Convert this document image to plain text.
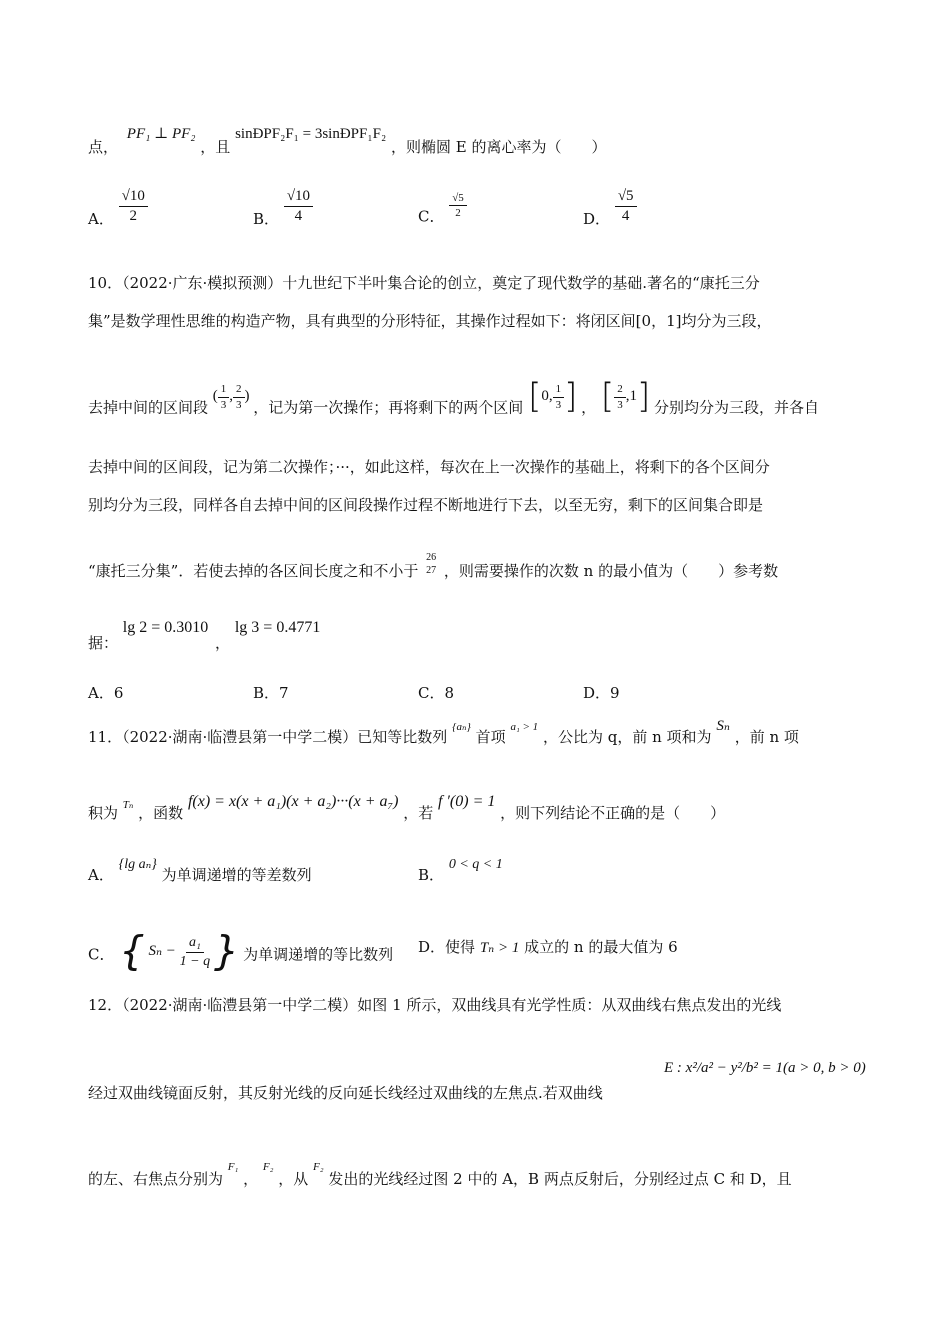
点， PF₁ ⊥ PF₂ ，且 sinĐPF₂F₁ = 3sinĐPF₁F₂ ，则椭圆 E 的离心率为（　　）
A． $\frac{√10}{2}$	B． $\frac{√10}{4}$	C． $\frac{√5}{2}$	D． $\frac{√5}{4}$
10．（2022·广东·模拟预测）十九世纪下半叶集合论的创立，奠定了现代数学的基础.著名的“康托三分
集”是数学理性思维的构造产物，具有典型的分形特征，其操作过程如下：将闭区间[0，1]均分为三段，
去掉中间的区间段 ( $\frac{1}{3}$ , $\frac{2}{3}$ ) ，记为第一次操作；再将剩下的两个区间 [0, $\frac{1}{3}$ ] ， [ $\frac{2}{3} ,1$] 分别均分为三段，并各自
去掉中间的区间段，记为第二次操作；···，如此这样，每次在上一次操作的基础上，将剩下的各个区间分
别均分为三段，同样各自去掉中间的区间段操作过程不断地进行下去，以至无穷，剩下的区间集合即是
“康托三分集”．若使去掉的各区间长度之和不小于
26
27 ，则需要操作的次数 n 的最小值为（　　）参考数
据： lg 2 = 0.3010 ， lg 3 = 0.4771
A．6	B．7	C．8	D．9
11．（2022·湖南·临澧县第一中学二模）已知等比数列 $^{\{a_n\}}$ 首项 $^{a_1 > 1}$ ，公比为 q，前 n 项和为 Sₙ ，前 n 项
积为 $^{T_n}$ ，函数 f(x) = x(x + a₁)(x + a₂)···(x + a₇) ，若 f ′(0) = 1 ，则下列结论不正确的是（　　）
A． {lg aₙ} 为单调递增的等差数列	B． 0 < q < 1
C． { $S_n - \frac{\text{a₁}}{1 - q}$ } 为单调递增的等比数列 D．使得 Tₙ > 1 成立的 n 的最大值为 6
12．（2022·湖南·临澧县第一中学二模）如图 1 所示，双曲线具有光学性质：从双曲线右焦点发出的光线
经过双曲线镜面反射，其反射光线的反向延长线经过双曲线的左焦点.若双曲线
E : x²/a² − y²/b² = 1(a > 0, b > 0)
的左、右焦点分别为 $^{F_1}$ ， $^{F_2}$ ，从 $^{F_2}$ 发出的光线经过图 2 中的 A，B 两点反射后，分别经过点 C 和 D，且
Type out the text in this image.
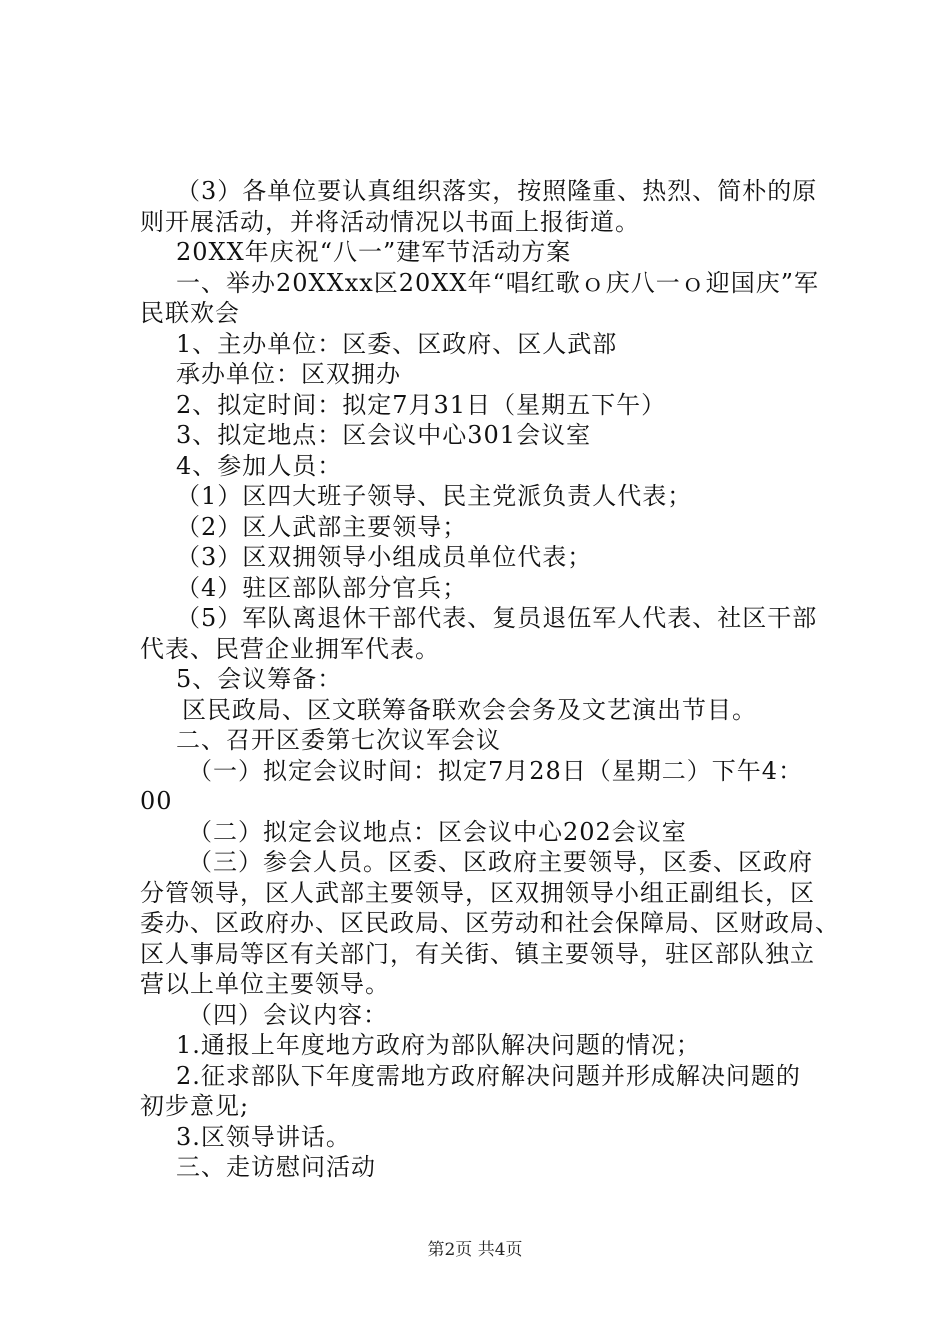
（3）各单位要认真组织落实，按照隆重、热烈、简朴的原
则开展活动，并将活动情况以书面上报街道。
20XX年庆祝“八一”建军节活动方案
一、举办20XXxx区20XX年“唱红歌ｏ庆八一ｏ迎国庆”军
民联欢会
1、主办单位：区委、区政府、区人武部
承办单位：区双拥办
2、拟定时间：拟定7月31日（星期五下午）
3、拟定地点：区会议中心301会议室
4、参加人员：
（1）区四大班子领导、民主党派负责人代表；
（2）区人武部主要领导；
（3）区双拥领导小组成员单位代表；
（4）驻区部队部分官兵；
（5）军队离退休干部代表、复员退伍军人代表、社区干部
代表、民营企业拥军代表。
5、会议筹备：
区民政局、区文联筹备联欢会会务及文艺演出节目。
二、召开区委第七次议军会议
（一）拟定会议时间：拟定7月28日（星期二）下午4：
00
（二）拟定会议地点：区会议中心202会议室
（三）参会人员。区委、区政府主要领导，区委、区政府
分管领导，区人武部主要领导，区双拥领导小组正副组长，区
委办、区政府办、区民政局、区劳动和社会保障局、区财政局、
区人事局等区有关部门，有关街、镇主要领导，驻区部队独立
营以上单位主要领导。
（四）会议内容：
1.通报上年度地方政府为部队解决问题的情况；
2.征求部队下年度需地方政府解决问题并形成解决问题的
初步意见;
3.区领导讲话。
三、走访慰问活动
第2页 共4页
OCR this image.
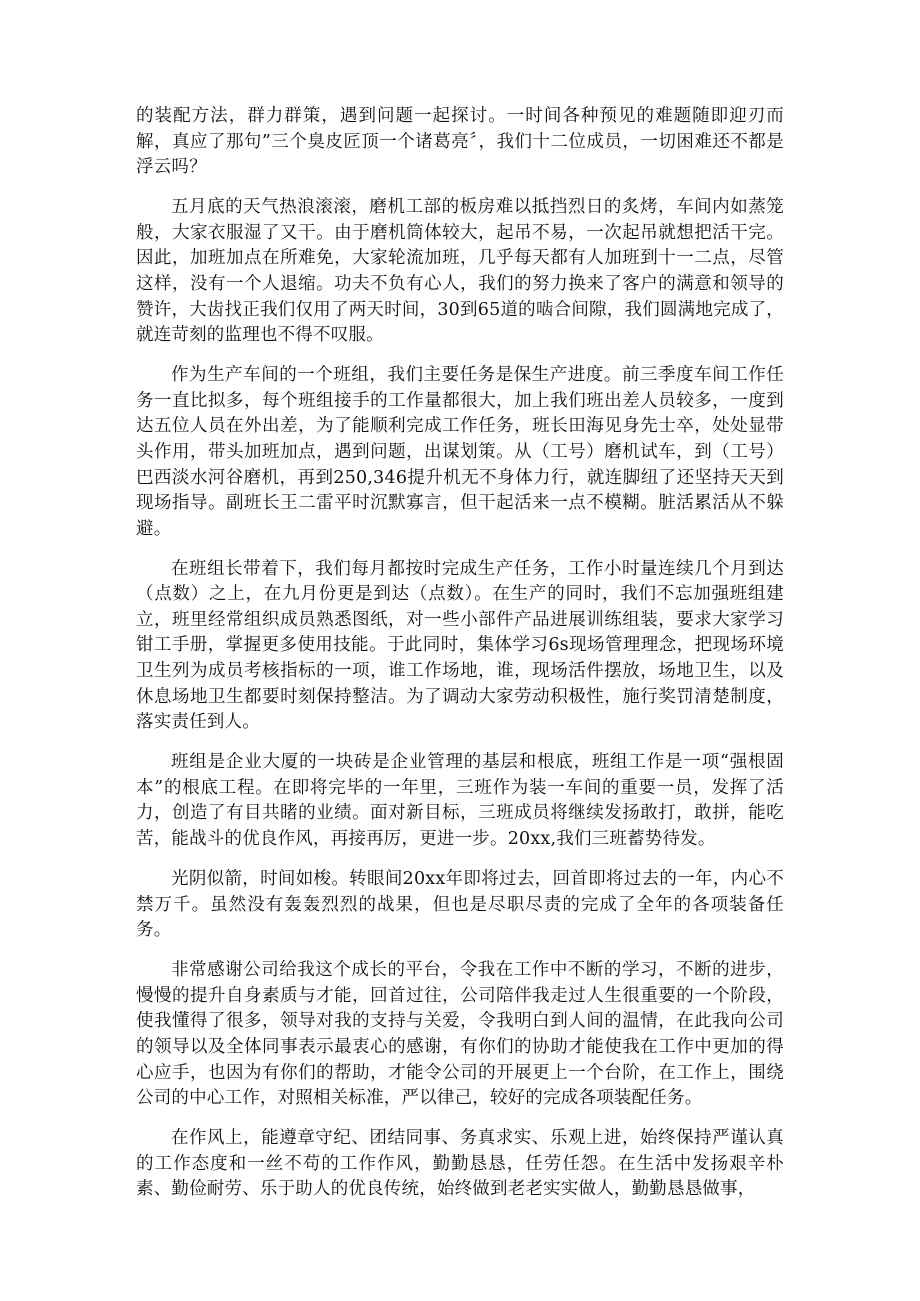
的装配方法，群力群策，遇到问题一起探讨。一时间各种预见的难题随即迎刃而解，真应了那句”三个臭皮匠顶一个诸葛亮〞，我们十二位成员，一切困难还不都是浮云吗？

五月底的天气热浪滚滚，磨机工部的板房难以抵挡烈日的炙烤，车间内如蒸笼般，大家衣服湿了又干。由于磨机筒体较大，起吊不易，一次起吊就想把活干完。因此，加班加点在所难免，大家轮流加班，几乎每天都有人加班到十一二点，尽管这样，没有一个人退缩。功夫不负有心人，我们的努力换来了客户的满意和领导的赞许，大齿找正我们仅用了两天时间，30到65道的啮合间隙，我们圆满地完成了，就连苛刻的监理也不得不叹服。

作为生产车间的一个班组，我们主要任务是保生产进度。前三季度车间工作任务一直比拟多，每个班组接手的工作量都很大，加上我们班出差人员较多，一度到达五位人员在外出差，为了能顺利完成工作任务，班长田海见身先士卒，处处显带头作用，带头加班加点，遇到问题，出谋划策。从（工号）磨机试车，到（工号）巴西淡水河谷磨机，再到250,346提升机无不身体力行，就连脚纽了还坚持天天到现场指导。副班长王二雷平时沉默寡言，但干起活来一点不模糊。脏活累活从不躲避。

在班组长带着下，我们每月都按时完成生产任务，工作小时量连续几个月到达（点数）之上，在九月份更是到达（点数）。在生产的同时，我们不忘加强班组建立，班里经常组织成员熟悉图纸，对一些小部件产品进展训练组装，要求大家学习钳工手册，掌握更多使用技能。于此同时，集体学习6s现场管理理念，把现场环境卫生列为成员考核指标的一项，谁工作场地，谁，现场活件摆放，场地卫生，以及休息场地卫生都要时刻保持整洁。为了调动大家劳动积极性，施行奖罚清楚制度，落实责任到人。

班组是企业大厦的一块砖是企业管理的基层和根底，班组工作是一项“强根固本”的根底工程。在即将完毕的一年里，三班作为装一车间的重要一员，发挥了活力，创造了有目共睹的业绩。面对新目标，三班成员将继续发扬敢打，敢拼，能吃苦，能战斗的优良作风，再接再厉，更进一步。20xx,我们三班蓄势待发。

光阴似箭，时间如梭。转眼间20xx年即将过去，回首即将过去的一年，内心不禁万千。虽然没有轰轰烈烈的战果，但也是尽职尽责的完成了全年的各项装备任务。

非常感谢公司给我这个成长的平台，令我在工作中不断的学习，不断的进步，慢慢的提升自身素质与才能，回首过往，公司陪伴我走过人生很重要的一个阶段，使我懂得了很多，领导对我的支持与关爱，令我明白到人间的温情，在此我向公司的领导以及全体同事表示最衷心的感谢，有你们的协助才能使我在工作中更加的得心应手，也因为有你们的帮助，才能令公司的开展更上一个台阶，在工作上，围绕公司的中心工作，对照相关标准，严以律己，较好的完成各项装配任务。

在作风上，能遵章守纪、团结同事、务真求实、乐观上进，始终保持严谨认真的工作态度和一丝不苟的工作作风，勤勤恳恳，任劳任怨。在生活中发扬艰辛朴素、勤俭耐劳、乐于助人的优良传统，始终做到老老实实做人，勤勤恳恳做事，
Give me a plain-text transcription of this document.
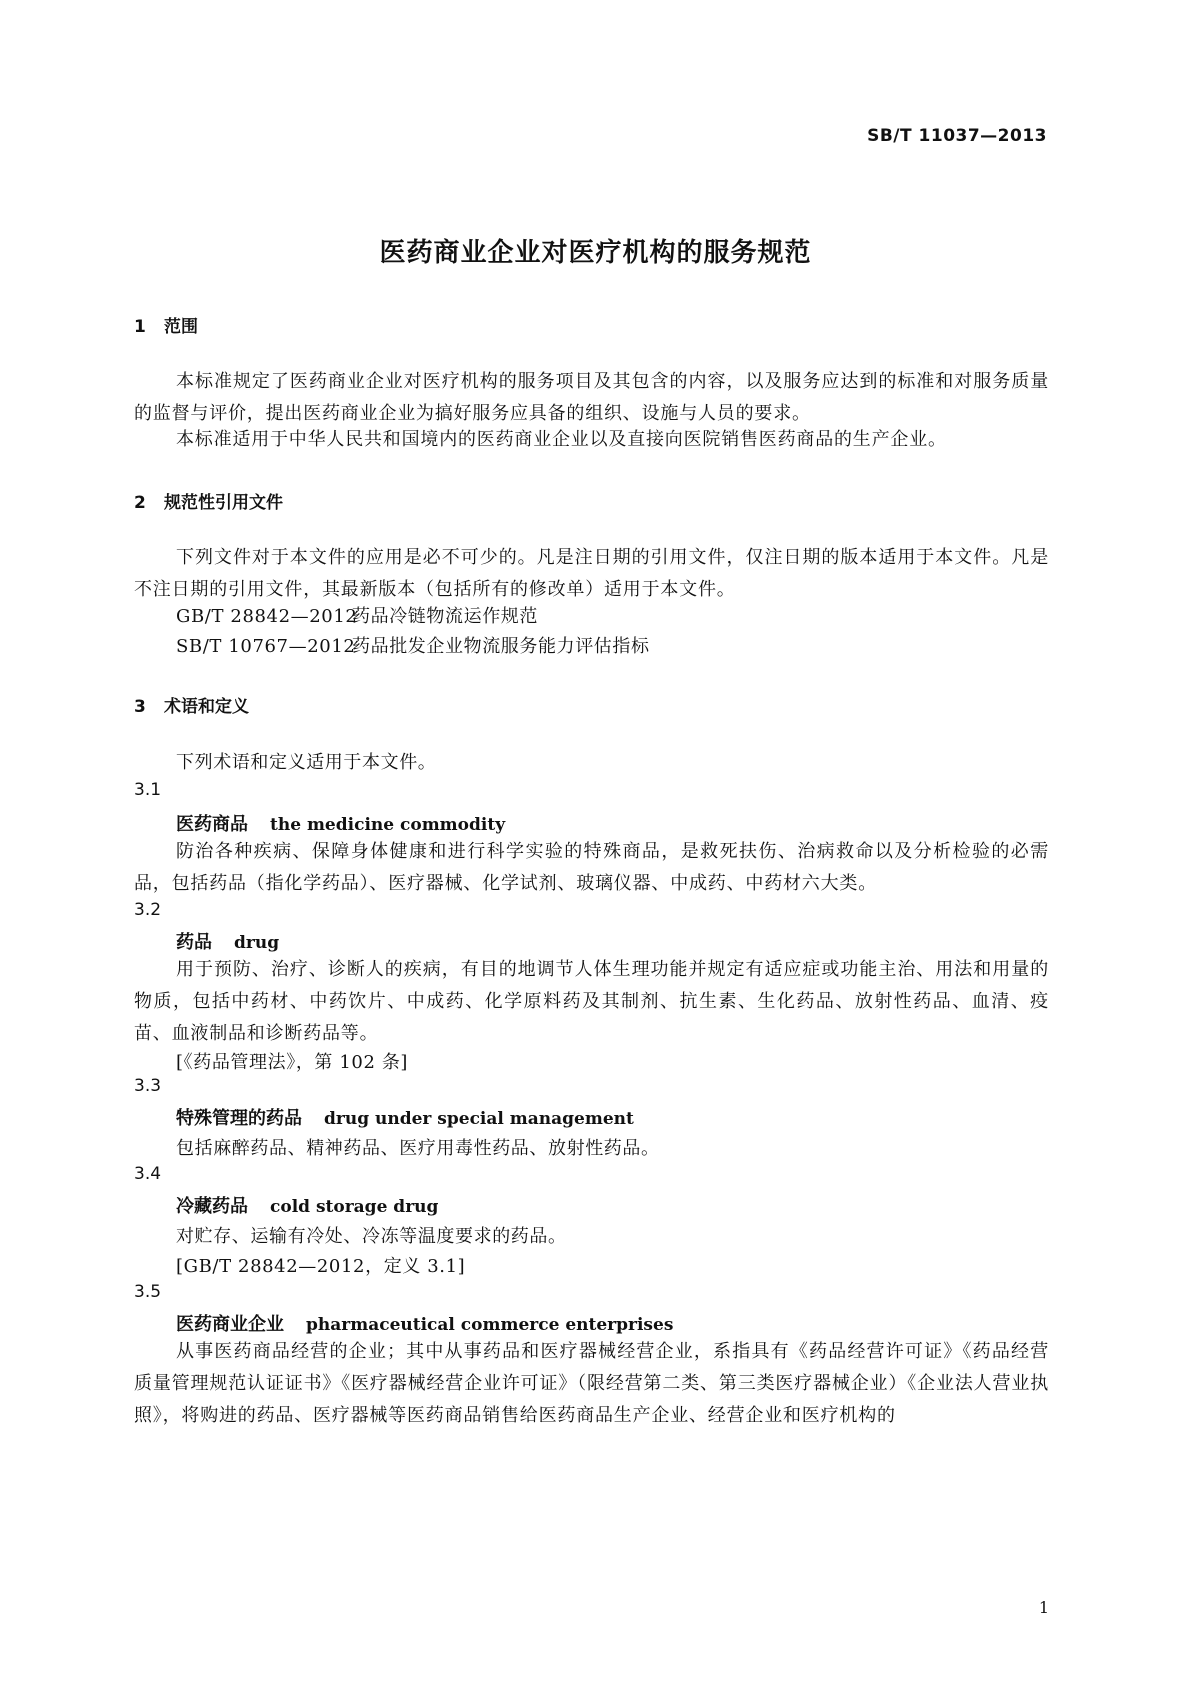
SB/T 11037—2013
医药商业企业对医疗机构的服务规范
1 范围

本标准规定了医药商业企业对医疗机构的服务项目及其包含的内容，以及服务应达到的标准和对服务质量的监督与评价，提出医药商业企业为搞好服务应具备的组织、设施与人员的要求。

本标准适用于中华人民共和国境内的医药商业企业以及直接向医院销售医药商品的生产企业。

2 规范性引用文件

下列文件对于本文件的应用是必不可少的。凡是注日期的引用文件，仅注日期的版本适用于本文件。凡是不注日期的引用文件，其最新版本（包括所有的修改单）适用于本文件。

GB/T 28842—2012药品冷链物流运作规范
SB/T 10767—2012药品批发企业物流服务能力评估指标
3 术语和定义
下列术语和定义适用于本文件。
3.1
医药商品 the medicine commodity

防治各种疾病、保障身体健康和进行科学实验的特殊商品，是救死扶伤、治病救命以及分析检验的必需品，包括药品（指化学药品）、医疗器械、化学试剂、玻璃仪器、中成药、中药材六大类。

3.2
药品 drug

用于预防、治疗、诊断人的疾病，有目的地调节人体生理功能并规定有适应症或功能主治、用法和用量的物质，包括中药材、中药饮片、中成药、化学原料药及其制剂、抗生素、生化药品、放射性药品、血清、疫苗、血液制品和诊断药品等。

[《药品管理法》，第 102 条]
3.3
特殊管理的药品 drug under special management
包括麻醉药品、精神药品、医疗用毒性药品、放射性药品。
3.4
冷藏药品 cold storage drug
对贮存、运输有冷处、冷冻等温度要求的药品。
[GB/T 28842—2012，定义 3.1]
3.5
医药商业企业 pharmaceutical commerce enterprises

从事医药商品经营的企业；其中从事药品和医疗器械经营企业，系指具有《药品经营许可证》《药品经营质量管理规范认证证书》《医疗器械经营企业许可证》（限经营第二类、第三类医疗器械企业）《企业法人营业执照》，将购进的药品、医疗器械等医药商品销售给医药商品生产企业、经营企业和医疗机构的

1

━━━━━━━━

## Request
Check all the records above and select each line where the string "text" is found.

## Problem solution
Convert this document image to plain text.
C． { $S_n - \frac{\text{a₁}}{1 - q}$ } 为单调递增的等比数列 D．使得 Tₙ > 1 成立的 n 的最大值为 6
Type out the text in this image.
Give me a plain-text transcription of this document.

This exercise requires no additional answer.